A block of data:
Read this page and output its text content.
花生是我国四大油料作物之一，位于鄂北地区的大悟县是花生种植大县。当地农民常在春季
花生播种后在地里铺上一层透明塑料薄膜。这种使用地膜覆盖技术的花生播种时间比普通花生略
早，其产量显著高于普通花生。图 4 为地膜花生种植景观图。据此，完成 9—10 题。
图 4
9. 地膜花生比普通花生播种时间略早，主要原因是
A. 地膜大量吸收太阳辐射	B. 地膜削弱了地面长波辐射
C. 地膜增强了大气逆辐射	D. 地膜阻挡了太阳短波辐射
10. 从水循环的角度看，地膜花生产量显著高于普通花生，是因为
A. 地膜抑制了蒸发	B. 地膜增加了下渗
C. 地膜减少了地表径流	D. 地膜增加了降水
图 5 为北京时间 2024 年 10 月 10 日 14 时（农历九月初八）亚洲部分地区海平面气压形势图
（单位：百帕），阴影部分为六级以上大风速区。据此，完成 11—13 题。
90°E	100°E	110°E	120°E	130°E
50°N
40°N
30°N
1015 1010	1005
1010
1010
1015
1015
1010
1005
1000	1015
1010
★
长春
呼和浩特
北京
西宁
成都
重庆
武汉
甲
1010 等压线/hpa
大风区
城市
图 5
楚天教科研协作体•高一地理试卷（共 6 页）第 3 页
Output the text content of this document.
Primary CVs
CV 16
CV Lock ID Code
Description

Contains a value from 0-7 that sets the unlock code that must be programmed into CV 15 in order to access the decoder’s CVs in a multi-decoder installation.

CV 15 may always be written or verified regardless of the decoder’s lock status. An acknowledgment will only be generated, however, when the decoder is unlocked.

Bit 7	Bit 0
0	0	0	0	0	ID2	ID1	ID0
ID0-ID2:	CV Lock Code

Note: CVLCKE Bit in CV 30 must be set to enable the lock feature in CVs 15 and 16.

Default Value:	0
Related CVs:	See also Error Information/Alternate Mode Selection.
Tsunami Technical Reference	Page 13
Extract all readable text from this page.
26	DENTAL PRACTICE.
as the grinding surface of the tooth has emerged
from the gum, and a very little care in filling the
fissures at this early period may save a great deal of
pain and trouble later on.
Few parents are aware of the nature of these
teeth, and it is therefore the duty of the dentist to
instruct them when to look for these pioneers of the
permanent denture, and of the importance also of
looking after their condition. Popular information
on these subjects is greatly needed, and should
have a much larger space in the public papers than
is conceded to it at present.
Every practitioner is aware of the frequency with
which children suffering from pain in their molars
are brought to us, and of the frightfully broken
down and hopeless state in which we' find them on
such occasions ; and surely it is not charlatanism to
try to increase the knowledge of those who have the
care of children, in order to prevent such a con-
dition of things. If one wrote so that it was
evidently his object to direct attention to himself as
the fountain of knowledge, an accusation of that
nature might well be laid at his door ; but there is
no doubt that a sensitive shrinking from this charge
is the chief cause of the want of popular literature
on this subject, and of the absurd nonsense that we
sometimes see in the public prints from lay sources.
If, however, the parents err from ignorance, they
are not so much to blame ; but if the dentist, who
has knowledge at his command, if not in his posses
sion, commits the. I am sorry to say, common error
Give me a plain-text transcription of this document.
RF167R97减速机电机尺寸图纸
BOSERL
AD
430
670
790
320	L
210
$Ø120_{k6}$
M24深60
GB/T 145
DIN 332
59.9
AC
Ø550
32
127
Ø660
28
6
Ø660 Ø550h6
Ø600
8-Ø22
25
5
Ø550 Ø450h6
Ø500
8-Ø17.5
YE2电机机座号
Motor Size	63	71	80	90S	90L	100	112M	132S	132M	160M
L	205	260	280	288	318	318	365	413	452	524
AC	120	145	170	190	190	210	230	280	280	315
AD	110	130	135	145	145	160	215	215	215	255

# What to work on
Every record shown above should be written out again exactly.

# Result for this task
Read this page and output its text content.
花生是我国四大油料作物之一，位于鄂北地区的大悟县是花生种植大县。当地农民常在春季
花生播种后在地里铺上一层透明塑料薄膜。这种使用地膜覆盖技术的花生播种时间比普通花生略
早，其产量显著高于普通花生。图 4 为地膜花生种植景观图。据此，完成 9—10 题。
图 4
9. 地膜花生比普通花生播种时间略早，主要原因是
A. 地膜大量吸收太阳辐射	B. 地膜削弱了地面长波辐射
C. 地膜增强了大气逆辐射	D. 地膜阻挡了太阳短波辐射
10. 从水循环的角度看，地膜花生产量显著高于普通花生，是因为
A. 地膜抑制了蒸发	B. 地膜增加了下渗
C. 地膜减少了地表径流	D. 地膜增加了降水
图 5 为北京时间 2024 年 10 月 10 日 14 时（农历九月初八）亚洲部分地区海平面气压形势图
（单位：百帕），阴影部分为六级以上大风速区。据此，完成 11—13 题。
90°E	100°E	110°E	120°E	130°E
50°N
40°N
30°N
1015 1010	1005
1010
1010
1015
1015
1010
1005
1000	1015
1010
★
长春
呼和浩特
北京
西宁
成都
重庆
武汉
甲
1010 等压线/hpa
大风区
城市
图 5
楚天教科研协作体•高一地理试卷（共 6 页）第 3 页
Output the text content of this document.
Primary CVs
CV 16
CV Lock ID Code
Description

Contains a value from 0-7 that sets the unlock code that must be programmed into CV 15 in order to access the decoder’s CVs in a multi-decoder installation.

CV 15 may always be written or verified regardless of the decoder’s lock status. An acknowledgment will only be generated, however, when the decoder is unlocked.

Bit 7	Bit 0
0	0	0	0	0	ID2	ID1	ID0
ID0-ID2:	CV Lock Code

Note: CVLCKE Bit in CV 30 must be set to enable the lock feature in CVs 15 and 16.

Default Value:	0
Related CVs:	See also Error Information/Alternate Mode Selection.
Tsunami Technical Reference	Page 13
Extract all readable text from this page.
26	DENTAL PRACTICE.
as the grinding surface of the tooth has emerged
from the gum, and a very little care in filling the
fissures at this early period may save a great deal of
pain and trouble later on.
Few parents are aware of the nature of these
teeth, and it is therefore the duty of the dentist to
instruct them when to look for these pioneers of the
permanent denture, and of the importance also of
looking after their condition. Popular information
on these subjects is greatly needed, and should
have a much larger space in the public papers than
is conceded to it at present.
Every practitioner is aware of the frequency with
which children suffering from pain in their molars
are brought to us, and of the frightfully broken
down and hopeless state in which we' find them on
such occasions ; and surely it is not charlatanism to
try to increase the knowledge of those who have the
care of children, in order to prevent such a con-
dition of things. If one wrote so that it was
evidently his object to direct attention to himself as
the fountain of knowledge, an accusation of that
nature might well be laid at his door ; but there is
no doubt that a sensitive shrinking from this charge
is the chief cause of the want of popular literature
on this subject, and of the absurd nonsense that we
sometimes see in the public prints from lay sources.
If, however, the parents err from ignorance, they
are not so much to blame ; but if the dentist, who
has knowledge at his command, if not in his posses
sion, commits the. I am sorry to say, common error
Give me a plain-text transcription of this document.
RF167R97减速机电机尺寸图纸
BOSERL
AD
430
670
790
320	L
210
$Ø120_{k6}$
M24深60
GB/T 145
DIN 332
59.9
AC
Ø550
32
127
Ø660
28
6
Ø660 Ø550h6
Ø600
8-Ø22
25
5
Ø550 Ø450h6
Ø500
8-Ø17.5
YE2电机机座号
Motor Size	63	71	80	90S	90L	100	112M	132S	132M	160M
L	205	260	280	288	318	318	365	413	452	524
AC	120	145	170	190	190	210	230	280	280	315
AD	110	130	135	145	145	160	215	215	215	255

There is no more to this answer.